- Request -
Your task is to transcribe the records exactly, skipping every image.

- Dataset content -
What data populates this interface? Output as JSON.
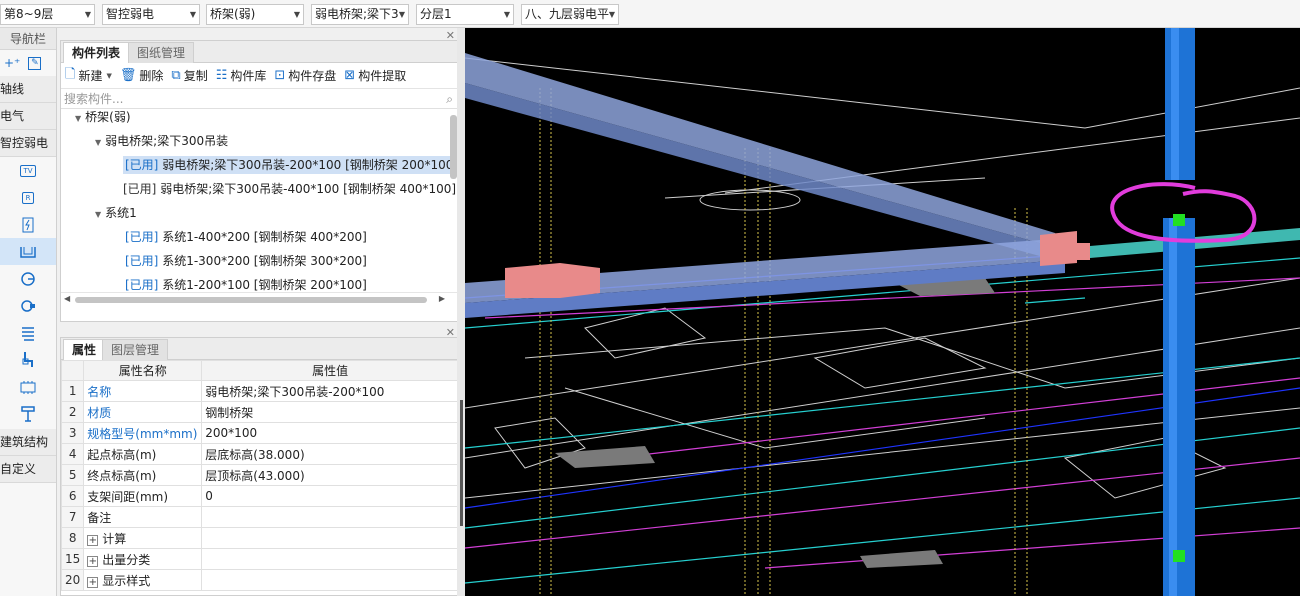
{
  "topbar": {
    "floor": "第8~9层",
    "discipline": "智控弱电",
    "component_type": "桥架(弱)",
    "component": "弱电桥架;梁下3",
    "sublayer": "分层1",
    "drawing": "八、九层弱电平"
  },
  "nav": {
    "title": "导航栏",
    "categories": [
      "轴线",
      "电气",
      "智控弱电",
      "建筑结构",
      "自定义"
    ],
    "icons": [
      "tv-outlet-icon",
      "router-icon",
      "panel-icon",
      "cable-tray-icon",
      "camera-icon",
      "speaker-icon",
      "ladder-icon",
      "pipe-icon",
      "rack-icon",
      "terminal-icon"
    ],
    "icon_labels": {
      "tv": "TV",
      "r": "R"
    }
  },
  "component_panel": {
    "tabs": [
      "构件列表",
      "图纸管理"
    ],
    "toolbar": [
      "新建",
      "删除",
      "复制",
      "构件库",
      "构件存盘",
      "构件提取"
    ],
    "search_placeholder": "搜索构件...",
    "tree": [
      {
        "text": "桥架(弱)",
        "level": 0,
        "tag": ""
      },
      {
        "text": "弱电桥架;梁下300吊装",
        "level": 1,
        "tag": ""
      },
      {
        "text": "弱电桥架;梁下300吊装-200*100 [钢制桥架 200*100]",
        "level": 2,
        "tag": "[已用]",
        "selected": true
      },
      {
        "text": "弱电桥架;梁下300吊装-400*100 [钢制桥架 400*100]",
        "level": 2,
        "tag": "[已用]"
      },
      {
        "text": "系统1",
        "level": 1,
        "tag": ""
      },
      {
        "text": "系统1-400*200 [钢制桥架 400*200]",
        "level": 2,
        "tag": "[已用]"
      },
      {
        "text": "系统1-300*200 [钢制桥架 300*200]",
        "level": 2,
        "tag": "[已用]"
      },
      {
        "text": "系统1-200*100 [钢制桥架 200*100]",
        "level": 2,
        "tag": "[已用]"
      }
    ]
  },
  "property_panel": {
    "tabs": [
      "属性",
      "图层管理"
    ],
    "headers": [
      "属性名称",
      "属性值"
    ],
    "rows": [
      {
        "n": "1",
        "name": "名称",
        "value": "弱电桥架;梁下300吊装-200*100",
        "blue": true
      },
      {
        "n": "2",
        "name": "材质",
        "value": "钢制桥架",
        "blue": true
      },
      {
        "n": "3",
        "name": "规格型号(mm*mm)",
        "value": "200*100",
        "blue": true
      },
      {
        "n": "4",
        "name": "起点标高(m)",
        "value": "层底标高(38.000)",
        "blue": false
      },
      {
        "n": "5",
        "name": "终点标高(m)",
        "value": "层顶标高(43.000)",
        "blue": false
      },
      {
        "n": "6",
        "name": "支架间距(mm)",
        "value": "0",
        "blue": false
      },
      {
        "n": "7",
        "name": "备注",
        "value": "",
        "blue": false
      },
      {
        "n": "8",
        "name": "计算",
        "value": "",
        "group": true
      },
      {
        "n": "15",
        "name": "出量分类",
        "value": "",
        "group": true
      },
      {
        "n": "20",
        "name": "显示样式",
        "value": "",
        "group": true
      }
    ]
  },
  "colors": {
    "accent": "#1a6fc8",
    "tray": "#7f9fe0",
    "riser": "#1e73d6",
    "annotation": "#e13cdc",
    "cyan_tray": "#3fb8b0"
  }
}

- Result for this task -
What data populates this interface? Output as JSON.
{
  "topbar": {
    "floor": "第8~9层",
    "discipline": "智控弱电",
    "component_type": "桥架(弱)",
    "component": "弱电桥架;梁下3",
    "sublayer": "分层1",
    "drawing": "八、九层弱电平"
  },
  "nav": {
    "title": "导航栏",
    "categories": [
      "轴线",
      "电气",
      "智控弱电",
      "建筑结构",
      "自定义"
    ],
    "icons": [
      "tv-outlet-icon",
      "router-icon",
      "panel-icon",
      "cable-tray-icon",
      "camera-icon",
      "speaker-icon",
      "ladder-icon",
      "pipe-icon",
      "rack-icon",
      "terminal-icon"
    ],
    "icon_labels": {
      "tv": "TV",
      "r": "R"
    }
  },
  "component_panel": {
    "tabs": [
      "构件列表",
      "图纸管理"
    ],
    "toolbar": [
      "新建",
      "删除",
      "复制",
      "构件库",
      "构件存盘",
      "构件提取"
    ],
    "search_placeholder": "搜索构件...",
    "tree": [
      {
        "text": "桥架(弱)",
        "level": 0,
        "tag": ""
      },
      {
        "text": "弱电桥架;梁下300吊装",
        "level": 1,
        "tag": ""
      },
      {
        "text": "弱电桥架;梁下300吊装-200*100 [钢制桥架 200*100]",
        "level": 2,
        "tag": "[已用]",
        "selected": true
      },
      {
        "text": "弱电桥架;梁下300吊装-400*100 [钢制桥架 400*100]",
        "level": 2,
        "tag": "[已用]"
      },
      {
        "text": "系统1",
        "level": 1,
        "tag": ""
      },
      {
        "text": "系统1-400*200 [钢制桥架 400*200]",
        "level": 2,
        "tag": "[已用]"
      },
      {
        "text": "系统1-300*200 [钢制桥架 300*200]",
        "level": 2,
        "tag": "[已用]"
      },
      {
        "text": "系统1-200*100 [钢制桥架 200*100]",
        "level": 2,
        "tag": "[已用]"
      }
    ]
  },
  "property_panel": {
    "tabs": [
      "属性",
      "图层管理"
    ],
    "headers": [
      "属性名称",
      "属性值"
    ],
    "rows": [
      {
        "n": "1",
        "name": "名称",
        "value": "弱电桥架;梁下300吊装-200*100",
        "blue": true
      },
      {
        "n": "2",
        "name": "材质",
        "value": "钢制桥架",
        "blue": true
      },
      {
        "n": "3",
        "name": "规格型号(mm*mm)",
        "value": "200*100",
        "blue": true
      },
      {
        "n": "4",
        "name": "起点标高(m)",
        "value": "层底标高(38.000)",
        "blue": false
      },
      {
        "n": "5",
        "name": "终点标高(m)",
        "value": "层顶标高(43.000)",
        "blue": false
      },
      {
        "n": "6",
        "name": "支架间距(mm)",
        "value": "0",
        "blue": false
      },
      {
        "n": "7",
        "name": "备注",
        "value": "",
        "blue": false
      },
      {
        "n": "8",
        "name": "计算",
        "value": "",
        "group": true
      },
      {
        "n": "15",
        "name": "出量分类",
        "value": "",
        "group": true
      },
      {
        "n": "20",
        "name": "显示样式",
        "value": "",
        "group": true
      }
    ]
  },
  "colors": {
    "accent": "#1a6fc8",
    "tray": "#7f9fe0",
    "riser": "#1e73d6",
    "annotation": "#e13cdc",
    "cyan_tray": "#3fb8b0"
  }
}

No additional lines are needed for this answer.